- [Short problem]: Copy each line of the entries that contains the word "宁波高发".

═════ Source data ═════

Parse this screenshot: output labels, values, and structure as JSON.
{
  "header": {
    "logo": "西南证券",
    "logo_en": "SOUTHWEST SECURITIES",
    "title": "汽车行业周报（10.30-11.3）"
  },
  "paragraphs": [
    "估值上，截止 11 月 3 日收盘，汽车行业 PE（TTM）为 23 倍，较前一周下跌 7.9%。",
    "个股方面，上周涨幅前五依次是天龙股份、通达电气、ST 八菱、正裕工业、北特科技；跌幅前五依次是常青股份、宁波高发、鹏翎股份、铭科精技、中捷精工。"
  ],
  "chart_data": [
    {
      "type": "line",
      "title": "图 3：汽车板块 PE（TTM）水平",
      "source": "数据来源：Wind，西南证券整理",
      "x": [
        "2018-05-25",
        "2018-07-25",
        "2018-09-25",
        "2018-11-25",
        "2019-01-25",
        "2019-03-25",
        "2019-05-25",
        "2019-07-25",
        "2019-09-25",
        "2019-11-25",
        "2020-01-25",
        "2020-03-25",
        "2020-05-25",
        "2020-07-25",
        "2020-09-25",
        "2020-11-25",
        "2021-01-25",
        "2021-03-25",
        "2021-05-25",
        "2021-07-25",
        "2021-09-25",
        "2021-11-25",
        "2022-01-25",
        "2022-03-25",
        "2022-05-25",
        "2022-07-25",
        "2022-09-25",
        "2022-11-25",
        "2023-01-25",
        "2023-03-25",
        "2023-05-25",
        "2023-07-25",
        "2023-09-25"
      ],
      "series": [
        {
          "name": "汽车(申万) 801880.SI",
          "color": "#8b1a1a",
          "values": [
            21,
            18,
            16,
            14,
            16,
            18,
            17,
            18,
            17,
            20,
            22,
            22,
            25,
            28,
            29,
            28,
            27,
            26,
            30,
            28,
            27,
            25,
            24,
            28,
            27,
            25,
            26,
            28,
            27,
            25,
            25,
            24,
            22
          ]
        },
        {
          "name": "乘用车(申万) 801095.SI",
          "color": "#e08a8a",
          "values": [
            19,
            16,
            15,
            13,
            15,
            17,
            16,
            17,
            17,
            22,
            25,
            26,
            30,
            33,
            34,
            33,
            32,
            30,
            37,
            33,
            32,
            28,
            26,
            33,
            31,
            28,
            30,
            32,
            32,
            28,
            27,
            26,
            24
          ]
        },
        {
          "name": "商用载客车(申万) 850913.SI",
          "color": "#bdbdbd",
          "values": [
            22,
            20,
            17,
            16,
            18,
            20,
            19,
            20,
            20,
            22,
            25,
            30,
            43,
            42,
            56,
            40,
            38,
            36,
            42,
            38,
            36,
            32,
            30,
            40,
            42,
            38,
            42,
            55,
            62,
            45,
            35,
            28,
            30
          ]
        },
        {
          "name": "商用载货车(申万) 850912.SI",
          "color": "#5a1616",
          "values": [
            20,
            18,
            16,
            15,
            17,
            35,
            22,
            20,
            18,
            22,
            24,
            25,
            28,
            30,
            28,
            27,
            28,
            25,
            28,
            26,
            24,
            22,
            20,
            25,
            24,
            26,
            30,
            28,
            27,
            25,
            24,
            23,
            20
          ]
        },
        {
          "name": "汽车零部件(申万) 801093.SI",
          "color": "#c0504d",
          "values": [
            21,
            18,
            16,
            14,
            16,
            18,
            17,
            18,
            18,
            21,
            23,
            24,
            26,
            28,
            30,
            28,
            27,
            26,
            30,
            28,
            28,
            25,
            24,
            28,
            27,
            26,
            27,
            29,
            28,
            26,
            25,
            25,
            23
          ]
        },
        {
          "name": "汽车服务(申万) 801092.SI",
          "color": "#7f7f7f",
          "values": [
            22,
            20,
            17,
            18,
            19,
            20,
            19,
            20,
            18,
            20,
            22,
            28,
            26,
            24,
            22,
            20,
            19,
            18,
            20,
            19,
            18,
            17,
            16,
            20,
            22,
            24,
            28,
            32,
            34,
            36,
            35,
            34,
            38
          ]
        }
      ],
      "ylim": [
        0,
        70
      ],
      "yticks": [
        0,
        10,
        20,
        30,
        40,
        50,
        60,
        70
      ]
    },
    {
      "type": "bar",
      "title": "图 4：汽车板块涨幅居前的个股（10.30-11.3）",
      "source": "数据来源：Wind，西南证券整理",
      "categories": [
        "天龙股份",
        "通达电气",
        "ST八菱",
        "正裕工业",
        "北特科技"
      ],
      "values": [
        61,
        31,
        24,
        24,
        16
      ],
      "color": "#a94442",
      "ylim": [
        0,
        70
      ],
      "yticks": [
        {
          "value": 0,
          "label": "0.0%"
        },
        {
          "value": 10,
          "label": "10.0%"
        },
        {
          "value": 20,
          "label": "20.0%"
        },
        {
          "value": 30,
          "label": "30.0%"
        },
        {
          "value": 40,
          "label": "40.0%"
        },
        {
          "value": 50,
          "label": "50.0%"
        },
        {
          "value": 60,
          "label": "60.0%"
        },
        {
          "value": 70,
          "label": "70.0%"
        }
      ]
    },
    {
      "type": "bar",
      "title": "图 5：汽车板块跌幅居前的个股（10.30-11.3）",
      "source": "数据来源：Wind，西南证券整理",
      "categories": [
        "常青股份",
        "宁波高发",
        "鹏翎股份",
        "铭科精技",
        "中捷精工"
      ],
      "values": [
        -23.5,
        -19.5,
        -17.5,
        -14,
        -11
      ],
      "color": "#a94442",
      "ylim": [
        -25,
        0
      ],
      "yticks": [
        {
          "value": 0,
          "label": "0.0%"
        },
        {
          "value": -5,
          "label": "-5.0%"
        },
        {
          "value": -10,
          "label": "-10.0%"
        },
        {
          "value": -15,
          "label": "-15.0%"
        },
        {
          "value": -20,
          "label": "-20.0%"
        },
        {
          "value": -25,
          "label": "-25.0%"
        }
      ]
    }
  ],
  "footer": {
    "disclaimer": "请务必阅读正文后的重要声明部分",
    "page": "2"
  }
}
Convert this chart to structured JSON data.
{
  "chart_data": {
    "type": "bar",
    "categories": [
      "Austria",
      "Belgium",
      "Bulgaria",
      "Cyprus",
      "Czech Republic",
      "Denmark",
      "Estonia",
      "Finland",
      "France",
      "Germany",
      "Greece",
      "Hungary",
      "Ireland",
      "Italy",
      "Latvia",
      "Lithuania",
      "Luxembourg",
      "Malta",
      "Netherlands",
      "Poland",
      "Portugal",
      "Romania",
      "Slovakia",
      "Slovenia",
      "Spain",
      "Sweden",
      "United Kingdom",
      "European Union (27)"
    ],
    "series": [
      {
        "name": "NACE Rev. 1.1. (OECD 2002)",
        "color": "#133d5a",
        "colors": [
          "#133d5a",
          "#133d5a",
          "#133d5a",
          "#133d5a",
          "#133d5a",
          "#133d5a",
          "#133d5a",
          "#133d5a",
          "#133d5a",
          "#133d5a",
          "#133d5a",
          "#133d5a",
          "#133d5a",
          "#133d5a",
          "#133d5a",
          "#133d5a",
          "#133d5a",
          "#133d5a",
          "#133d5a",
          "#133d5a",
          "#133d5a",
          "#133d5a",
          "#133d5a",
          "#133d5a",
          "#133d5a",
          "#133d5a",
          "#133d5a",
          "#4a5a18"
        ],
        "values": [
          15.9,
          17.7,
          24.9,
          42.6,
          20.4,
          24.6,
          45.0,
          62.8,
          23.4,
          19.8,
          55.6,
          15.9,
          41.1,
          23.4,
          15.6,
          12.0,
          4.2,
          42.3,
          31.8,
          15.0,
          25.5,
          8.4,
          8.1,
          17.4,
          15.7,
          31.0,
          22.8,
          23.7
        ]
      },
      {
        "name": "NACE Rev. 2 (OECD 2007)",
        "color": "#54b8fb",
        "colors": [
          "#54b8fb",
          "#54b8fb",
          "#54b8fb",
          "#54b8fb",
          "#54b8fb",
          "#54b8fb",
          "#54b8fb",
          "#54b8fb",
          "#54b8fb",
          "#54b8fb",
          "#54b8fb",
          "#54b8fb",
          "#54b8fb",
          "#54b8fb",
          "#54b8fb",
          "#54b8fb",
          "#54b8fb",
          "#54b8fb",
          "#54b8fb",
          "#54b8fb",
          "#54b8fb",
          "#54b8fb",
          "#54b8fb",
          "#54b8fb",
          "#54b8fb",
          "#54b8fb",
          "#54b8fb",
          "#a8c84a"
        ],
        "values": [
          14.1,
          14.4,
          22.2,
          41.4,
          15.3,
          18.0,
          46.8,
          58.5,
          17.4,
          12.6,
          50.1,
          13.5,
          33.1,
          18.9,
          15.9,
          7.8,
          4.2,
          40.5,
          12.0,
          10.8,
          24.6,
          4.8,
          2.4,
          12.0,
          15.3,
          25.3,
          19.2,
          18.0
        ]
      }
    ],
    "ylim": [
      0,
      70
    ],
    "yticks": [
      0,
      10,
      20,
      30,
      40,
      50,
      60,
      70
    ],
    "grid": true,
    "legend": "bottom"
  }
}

═════

- [Problem solution]:
    "个股方面，上周涨幅前五依次是天龙股份、通达电气、ST 八菱、正裕工业、北特科技；跌幅前五依次是常青股份、宁波高发、鹏翎股份、铭科精技、中捷精工。"
        "宁波高发",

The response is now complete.